==== Data entries ====

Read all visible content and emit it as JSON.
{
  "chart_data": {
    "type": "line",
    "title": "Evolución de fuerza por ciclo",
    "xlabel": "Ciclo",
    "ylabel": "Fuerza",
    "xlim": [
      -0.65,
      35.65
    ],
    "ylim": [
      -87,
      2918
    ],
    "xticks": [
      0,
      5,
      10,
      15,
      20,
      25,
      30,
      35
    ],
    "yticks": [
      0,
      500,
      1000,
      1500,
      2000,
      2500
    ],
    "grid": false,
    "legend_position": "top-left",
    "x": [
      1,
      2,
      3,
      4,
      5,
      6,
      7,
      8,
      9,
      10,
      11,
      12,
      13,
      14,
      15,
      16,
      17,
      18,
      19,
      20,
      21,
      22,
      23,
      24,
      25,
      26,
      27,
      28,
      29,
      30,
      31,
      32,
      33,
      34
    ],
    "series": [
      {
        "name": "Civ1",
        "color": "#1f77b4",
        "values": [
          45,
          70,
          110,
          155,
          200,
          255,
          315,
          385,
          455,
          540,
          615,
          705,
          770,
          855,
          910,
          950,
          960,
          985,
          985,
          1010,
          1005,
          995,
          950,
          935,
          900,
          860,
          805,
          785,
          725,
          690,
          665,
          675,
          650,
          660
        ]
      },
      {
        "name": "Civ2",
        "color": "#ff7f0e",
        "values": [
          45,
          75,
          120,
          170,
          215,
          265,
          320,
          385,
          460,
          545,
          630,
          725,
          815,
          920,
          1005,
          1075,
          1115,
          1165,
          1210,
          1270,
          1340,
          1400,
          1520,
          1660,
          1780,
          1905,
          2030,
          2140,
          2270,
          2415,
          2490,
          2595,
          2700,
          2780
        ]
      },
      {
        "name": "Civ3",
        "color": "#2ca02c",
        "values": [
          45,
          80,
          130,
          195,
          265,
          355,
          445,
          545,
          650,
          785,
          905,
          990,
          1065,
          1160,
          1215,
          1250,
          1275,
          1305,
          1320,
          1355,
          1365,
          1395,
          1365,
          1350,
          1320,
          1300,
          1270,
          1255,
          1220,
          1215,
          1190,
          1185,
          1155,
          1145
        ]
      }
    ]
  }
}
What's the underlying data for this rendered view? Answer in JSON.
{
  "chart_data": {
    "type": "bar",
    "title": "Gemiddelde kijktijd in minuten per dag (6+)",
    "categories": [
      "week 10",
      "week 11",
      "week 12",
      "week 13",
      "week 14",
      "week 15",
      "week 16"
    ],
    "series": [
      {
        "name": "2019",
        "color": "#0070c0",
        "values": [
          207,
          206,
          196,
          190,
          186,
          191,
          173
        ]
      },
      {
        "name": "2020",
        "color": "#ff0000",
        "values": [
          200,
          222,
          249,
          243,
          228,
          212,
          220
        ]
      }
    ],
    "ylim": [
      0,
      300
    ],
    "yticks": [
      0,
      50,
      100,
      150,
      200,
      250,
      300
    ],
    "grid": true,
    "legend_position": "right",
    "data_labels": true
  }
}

====

Directions for this task: Please quote every record above exactly as it appears.

Result for this task:
Read all visible content and emit it as JSON.
{
  "chart_data": {
    "type": "line",
    "title": "Evolución de fuerza por ciclo",
    "xlabel": "Ciclo",
    "ylabel": "Fuerza",
    "xlim": [
      -0.65,
      35.65
    ],
    "ylim": [
      -87,
      2918
    ],
    "xticks": [
      0,
      5,
      10,
      15,
      20,
      25,
      30,
      35
    ],
    "yticks": [
      0,
      500,
      1000,
      1500,
      2000,
      2500
    ],
    "grid": false,
    "legend_position": "top-left",
    "x": [
      1,
      2,
      3,
      4,
      5,
      6,
      7,
      8,
      9,
      10,
      11,
      12,
      13,
      14,
      15,
      16,
      17,
      18,
      19,
      20,
      21,
      22,
      23,
      24,
      25,
      26,
      27,
      28,
      29,
      30,
      31,
      32,
      33,
      34
    ],
    "series": [
      {
        "name": "Civ1",
        "color": "#1f77b4",
        "values": [
          45,
          70,
          110,
          155,
          200,
          255,
          315,
          385,
          455,
          540,
          615,
          705,
          770,
          855,
          910,
          950,
          960,
          985,
          985,
          1010,
          1005,
          995,
          950,
          935,
          900,
          860,
          805,
          785,
          725,
          690,
          665,
          675,
          650,
          660
        ]
      },
      {
        "name": "Civ2",
        "color": "#ff7f0e",
        "values": [
          45,
          75,
          120,
          170,
          215,
          265,
          320,
          385,
          460,
          545,
          630,
          725,
          815,
          920,
          1005,
          1075,
          1115,
          1165,
          1210,
          1270,
          1340,
          1400,
          1520,
          1660,
          1780,
          1905,
          2030,
          2140,
          2270,
          2415,
          2490,
          2595,
          2700,
          2780
        ]
      },
      {
        "name": "Civ3",
        "color": "#2ca02c",
        "values": [
          45,
          80,
          130,
          195,
          265,
          355,
          445,
          545,
          650,
          785,
          905,
          990,
          1065,
          1160,
          1215,
          1250,
          1275,
          1305,
          1320,
          1355,
          1365,
          1395,
          1365,
          1350,
          1320,
          1300,
          1270,
          1255,
          1220,
          1215,
          1190,
          1185,
          1155,
          1145
        ]
      }
    ]
  }
}
What's the underlying data for this rendered view? Answer in JSON.
{
  "chart_data": {
    "type": "bar",
    "title": "Gemiddelde kijktijd in minuten per dag (6+)",
    "categories": [
      "week 10",
      "week 11",
      "week 12",
      "week 13",
      "week 14",
      "week 15",
      "week 16"
    ],
    "series": [
      {
        "name": "2019",
        "color": "#0070c0",
        "values": [
          207,
          206,
          196,
          190,
          186,
          191,
          173
        ]
      },
      {
        "name": "2020",
        "color": "#ff0000",
        "values": [
          200,
          222,
          249,
          243,
          228,
          212,
          220
        ]
      }
    ],
    "ylim": [
      0,
      300
    ],
    "yticks": [
      0,
      50,
      100,
      150,
      200,
      250,
      300
    ],
    "grid": true,
    "legend_position": "right",
    "data_labels": true
  }
}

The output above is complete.